It's surprisingly handy to have something like this hanging around; I just use mine to fix up screen caps.
Commenting mostly because when I did this I thought I was doing something very silly, and I'm glad I'm not completely crazy.
You can use AI to figure out the arguments to ffmpeg. But indeed it seems like there's just a single call to FFmpeg CLI to power the whole thing which is amazing.
ffmpegCmd := exec.Command("ffmpeg",
"-ss", fmt.Sprintf("%.3f", position.Seconds()),
"-i", p.path,
"-vf", strings.Join(filters, ","),
"-vframes", "1",
"-f", "image2pipe",
"-vcodec", "bmp",
"-loglevel", "error",
"-",
)Invoking ffmpeg, gzip and tar commands is a sort of reverse Turing test for LLMs
To access this website, you must produce a valid tar command without alt-tabbing. You have ten seconds to comply.
> you must produce a valid tar command
Define "valid"? If you mean "doesn't give an exit error", `tar --help`[0] and `tar --usage`[1] are valid.
[0] For both bsdtar (3.8.1) and GNU tar (1.35)
[1] Only for GNU tar (1.35)
Damn, you solved it!
I feel so bad that I need to google every single time I need to untar and unzip a file :(
On MacOs I just press space and trim with finder. Even avoids re-compressing.
I think this is the first instance I've seen of an actual terminal video player. Very fun to play with.
mplayer, mpv and I think VLC can do it, with the right output driver settings (libcaca or a few other choices.)
You can just use ffmpeg to extract frames, and then just render the raw images with unicode blocks.
(There's Kitty Graphics too, but I couldn't figure out how to make terminal UI layout work with it.)
I'd use ffmpeg to downscale the frames to the terminal size too. There are also various filters that could help quantizing the colors to what your terminal supports. The paletteuse filter will get you free dithering too.
yeah I remember learning this trick in like 2007 with libaa and later caca for color.
It looks like this app is shelling out to ffmpeg to get the bitmap of a frame and then shelling to something called chafa to covert to nice terminal-friendly video.
I have been using this one[0] and it is small, fast, and seems to work pretty great for me so far.
Happy to hear! Some of my thoughts when building it:
- I haven't implemented audio support yet, but it would be nice
- I like --dry-run
- I didn't use a TUI widget library, but now it's at the point where it's tedious to refactor the UI / make it prettier
- I like OP's timeline widget
- Wanted to focus on static binaries. I got chafa static linking working for Linux, but haven't bundled ffmpeg yet
- which reminds me of licenses -- chafa and ffmpeg are LGPL iirc
- a couple other notes from early on: https://wonger.dev/posts/chafa-ffmpeg-progress
It's interesting how terminal apps are increasing in popularity after decades of desktop and web apps. I wonder if it's the talk to the chat AI that's making people more used to asking a prompt screen or if it's the simplicity and lack of bloat.
being true cross-platform is a bigger draw for me. once something works on one platform it will usually work on any other platform that has a terminal.
im in the process of switching to neovim as my main editor just so i can have the same setup everywhere. IDEs like vscode are 'cross platform' but only work on desktop, and there are IDE-like editors for android but none of them work on desktop. oddly enough neovim on android/termux is actually easier to use than any of the IDE editor apps mainly due to everything being keyboard based
when it comes to writing my own mini programs/scripts, is basically the promise of things like flutter where you can write something once and run it everywhere, only it takes hours instead of days to throw something together and its not as overkill because im just using python or bash and then fzf or textual for any interactive parts
I asked about this tool 3 days ago, HN is a magical place! https://news.ycombinator.com/item?id=47363432
If you dont like leaving your main video player, IINA on mac is scriptable, so I just use shortcut keys to send start/end indicators to a script which runs ffmpeg on the timestamps.

Listed entries >>
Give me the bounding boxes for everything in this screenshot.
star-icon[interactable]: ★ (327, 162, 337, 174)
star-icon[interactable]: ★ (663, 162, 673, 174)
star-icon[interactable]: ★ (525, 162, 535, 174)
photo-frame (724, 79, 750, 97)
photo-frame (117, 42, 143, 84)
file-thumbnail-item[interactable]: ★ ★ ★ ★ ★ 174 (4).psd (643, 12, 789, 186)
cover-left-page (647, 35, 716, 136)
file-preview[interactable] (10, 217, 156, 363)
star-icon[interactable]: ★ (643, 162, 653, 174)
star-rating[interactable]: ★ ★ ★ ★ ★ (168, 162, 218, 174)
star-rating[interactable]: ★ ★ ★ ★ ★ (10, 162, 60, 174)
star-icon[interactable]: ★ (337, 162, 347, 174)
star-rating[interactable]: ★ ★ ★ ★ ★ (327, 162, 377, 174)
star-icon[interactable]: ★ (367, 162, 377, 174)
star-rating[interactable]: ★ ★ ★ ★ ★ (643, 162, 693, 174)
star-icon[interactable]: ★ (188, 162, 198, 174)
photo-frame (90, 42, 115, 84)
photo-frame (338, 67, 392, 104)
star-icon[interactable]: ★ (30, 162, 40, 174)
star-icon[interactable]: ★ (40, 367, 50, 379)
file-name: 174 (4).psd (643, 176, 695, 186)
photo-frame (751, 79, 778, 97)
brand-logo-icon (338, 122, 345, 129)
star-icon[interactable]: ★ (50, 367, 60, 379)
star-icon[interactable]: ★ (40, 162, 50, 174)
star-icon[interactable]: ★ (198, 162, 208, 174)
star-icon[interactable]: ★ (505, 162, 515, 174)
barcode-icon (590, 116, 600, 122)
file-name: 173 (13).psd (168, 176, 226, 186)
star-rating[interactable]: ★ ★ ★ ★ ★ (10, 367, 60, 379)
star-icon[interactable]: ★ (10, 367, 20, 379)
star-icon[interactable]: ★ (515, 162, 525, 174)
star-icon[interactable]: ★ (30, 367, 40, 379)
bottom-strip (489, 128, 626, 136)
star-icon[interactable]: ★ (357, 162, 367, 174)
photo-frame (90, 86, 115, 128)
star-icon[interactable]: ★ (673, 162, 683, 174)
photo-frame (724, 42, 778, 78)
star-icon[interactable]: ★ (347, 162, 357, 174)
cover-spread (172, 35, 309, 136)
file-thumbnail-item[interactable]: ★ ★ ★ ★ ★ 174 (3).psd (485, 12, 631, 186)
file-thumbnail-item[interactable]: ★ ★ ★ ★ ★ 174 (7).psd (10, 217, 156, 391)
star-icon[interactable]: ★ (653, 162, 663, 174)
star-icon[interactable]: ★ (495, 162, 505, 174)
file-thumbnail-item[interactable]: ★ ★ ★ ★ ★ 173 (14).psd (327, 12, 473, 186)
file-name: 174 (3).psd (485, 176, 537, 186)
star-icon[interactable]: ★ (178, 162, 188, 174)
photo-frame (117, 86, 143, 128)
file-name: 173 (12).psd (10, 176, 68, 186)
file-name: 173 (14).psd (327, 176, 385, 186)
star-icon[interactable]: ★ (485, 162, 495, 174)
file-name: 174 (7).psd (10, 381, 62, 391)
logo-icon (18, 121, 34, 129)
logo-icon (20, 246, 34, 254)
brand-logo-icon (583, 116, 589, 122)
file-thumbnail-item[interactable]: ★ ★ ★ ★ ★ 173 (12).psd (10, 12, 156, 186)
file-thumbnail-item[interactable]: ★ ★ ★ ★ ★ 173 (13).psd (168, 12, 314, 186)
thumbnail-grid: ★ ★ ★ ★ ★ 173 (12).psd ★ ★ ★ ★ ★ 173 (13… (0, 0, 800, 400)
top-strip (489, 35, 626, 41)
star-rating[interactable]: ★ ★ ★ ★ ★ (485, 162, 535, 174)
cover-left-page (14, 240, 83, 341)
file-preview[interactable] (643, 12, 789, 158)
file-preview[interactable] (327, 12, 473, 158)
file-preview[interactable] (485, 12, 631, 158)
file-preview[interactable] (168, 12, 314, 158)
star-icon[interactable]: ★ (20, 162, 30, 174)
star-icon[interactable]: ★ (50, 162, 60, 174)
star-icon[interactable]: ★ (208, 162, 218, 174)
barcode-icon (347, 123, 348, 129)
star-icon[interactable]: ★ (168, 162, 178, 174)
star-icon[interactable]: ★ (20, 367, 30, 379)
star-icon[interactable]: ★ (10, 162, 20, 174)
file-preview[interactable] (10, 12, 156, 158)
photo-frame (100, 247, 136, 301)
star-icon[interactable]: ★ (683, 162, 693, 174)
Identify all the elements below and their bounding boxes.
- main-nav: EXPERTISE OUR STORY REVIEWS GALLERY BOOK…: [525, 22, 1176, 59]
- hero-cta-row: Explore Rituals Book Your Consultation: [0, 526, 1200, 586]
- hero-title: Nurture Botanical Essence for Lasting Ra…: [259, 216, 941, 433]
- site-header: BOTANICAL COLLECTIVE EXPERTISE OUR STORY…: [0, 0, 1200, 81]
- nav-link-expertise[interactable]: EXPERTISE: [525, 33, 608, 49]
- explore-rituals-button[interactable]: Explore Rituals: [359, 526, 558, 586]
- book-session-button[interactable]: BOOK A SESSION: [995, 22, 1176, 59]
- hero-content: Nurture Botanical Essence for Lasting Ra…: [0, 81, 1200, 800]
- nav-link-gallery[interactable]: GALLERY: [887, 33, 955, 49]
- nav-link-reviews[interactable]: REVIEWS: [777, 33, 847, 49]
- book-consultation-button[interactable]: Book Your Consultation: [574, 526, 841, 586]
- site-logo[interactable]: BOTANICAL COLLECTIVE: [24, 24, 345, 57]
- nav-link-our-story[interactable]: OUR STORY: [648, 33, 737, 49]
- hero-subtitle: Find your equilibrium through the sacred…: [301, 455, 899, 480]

Required work >>
1. In the comment thread, why is one commenter switching to neovim as their main editor, and why do they find it easier on Android/Termux than the IDE editor apps? Answer in one to three sentences.
2. According to the comment thread, which ffmpeg filter gives you free dithering?
The listing has no connection to the comment thread.

Solutions for each task >>
1. The commenter is switching so they can have the same setup everywhere, since IDEs like vscode only work on desktop and the IDE-like Android editors don't work on desktop. Neovim on Android/Termux is easier to use mainly because everything is keyboard based.

2. The paletteuse filter.